Problem description:
Will you extract the entries word for word? Images should not appear in the copy.

Records for processing:
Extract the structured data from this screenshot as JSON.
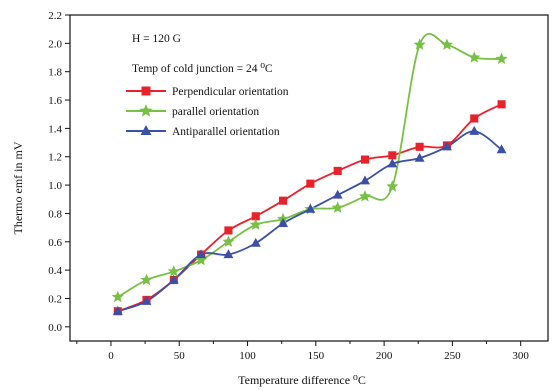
{
  "chart_data": {
    "type": "line",
    "xlabel": "Temperature difference ⁰C",
    "ylabel": "Thermo emf in mV",
    "xlim": [
      -30,
      320
    ],
    "ylim": [
      -0.1,
      2.2
    ],
    "xticks": [
      0,
      50,
      100,
      150,
      200,
      250,
      300
    ],
    "yticks": [
      0.0,
      0.2,
      0.4,
      0.6,
      0.8,
      1.0,
      1.2,
      1.4,
      1.6,
      1.8,
      2.0,
      2.2
    ],
    "grid": false,
    "annotations": [
      "H = 120 G",
      "Temp of cold junction = 24 ⁰C"
    ],
    "legend_position": "upper-left",
    "series": [
      {
        "name": "Perpendicular orientation",
        "color": "#e8212b",
        "marker": "square",
        "x": [
          5,
          26,
          46,
          66,
          86,
          106,
          126,
          146,
          166,
          186,
          206,
          226,
          246,
          266,
          286
        ],
        "y": [
          0.11,
          0.19,
          0.33,
          0.51,
          0.68,
          0.78,
          0.89,
          1.01,
          1.1,
          1.18,
          1.21,
          1.27,
          1.28,
          1.47,
          1.57
        ]
      },
      {
        "name": "parallel orientation",
        "color": "#77c043",
        "marker": "star",
        "x": [
          5,
          26,
          46,
          66,
          86,
          106,
          126,
          146,
          166,
          186,
          206,
          226,
          246,
          266,
          286
        ],
        "y": [
          0.21,
          0.33,
          0.39,
          0.47,
          0.6,
          0.72,
          0.76,
          0.83,
          0.84,
          0.92,
          0.99,
          1.99,
          1.99,
          1.9,
          1.89
        ]
      },
      {
        "name": "Antiparallel orientation",
        "color": "#3a4fa6",
        "marker": "triangle",
        "x": [
          5,
          26,
          46,
          66,
          86,
          106,
          126,
          146,
          166,
          186,
          206,
          226,
          246,
          266,
          286
        ],
        "y": [
          0.11,
          0.18,
          0.33,
          0.51,
          0.51,
          0.59,
          0.73,
          0.83,
          0.93,
          1.03,
          1.15,
          1.19,
          1.27,
          1.38,
          1.25
        ]
      }
    ]
  }
}
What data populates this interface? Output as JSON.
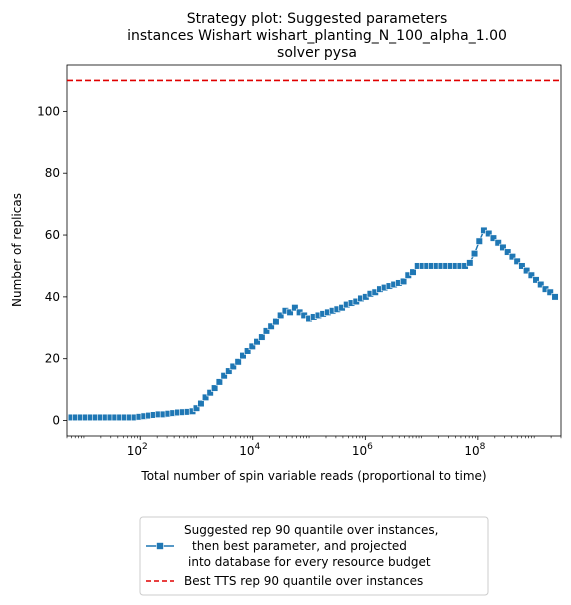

Written solution:
Extract the structured data from this screenshot as JSON.
{
  "chart_data": {
    "type": "line",
    "xlabel": "Temperature difference ⁰C",
    "ylabel": "Thermo emf in mV",
    "xlim": [
      -30,
      320
    ],
    "ylim": [
      -0.1,
      2.2
    ],
    "xticks": [
      0,
      50,
      100,
      150,
      200,
      250,
      300
    ],
    "yticks": [
      0.0,
      0.2,
      0.4,
      0.6,
      0.8,
      1.0,
      1.2,
      1.4,
      1.6,
      1.8,
      2.0,
      2.2
    ],
    "grid": false,
    "annotations": [
      "H = 120 G",
      "Temp of cold junction = 24 ⁰C"
    ],
    "legend_position": "upper-left",
    "series": [
      {
        "name": "Perpendicular orientation",
        "color": "#e8212b",
        "marker": "square",
        "x": [
          5,
          26,
          46,
          66,
          86,
          106,
          126,
          146,
          166,
          186,
          206,
          226,
          246,
          266,
          286
        ],
        "y": [
          0.11,
          0.19,
          0.33,
          0.51,
          0.68,
          0.78,
          0.89,
          1.01,
          1.1,
          1.18,
          1.21,
          1.27,
          1.28,
          1.47,
          1.57
        ]
      },
      {
        "name": "parallel orientation",
        "color": "#77c043",
        "marker": "star",
        "x": [
          5,
          26,
          46,
          66,
          86,
          106,
          126,
          146,
          166,
          186,
          206,
          226,
          246,
          266,
          286
        ],
        "y": [
          0.21,
          0.33,
          0.39,
          0.47,
          0.6,
          0.72,
          0.76,
          0.83,
          0.84,
          0.92,
          0.99,
          1.99,
          1.99,
          1.9,
          1.89
        ]
      },
      {
        "name": "Antiparallel orientation",
        "color": "#3a4fa6",
        "marker": "triangle",
        "x": [
          5,
          26,
          46,
          66,
          86,
          106,
          126,
          146,
          166,
          186,
          206,
          226,
          246,
          266,
          286
        ],
        "y": [
          0.11,
          0.18,
          0.33,
          0.51,
          0.51,
          0.59,
          0.73,
          0.83,
          0.93,
          1.03,
          1.15,
          1.19,
          1.27,
          1.38,
          1.25
        ]
      }
    ]
  }
}
What data populates this interface? Output as JSON.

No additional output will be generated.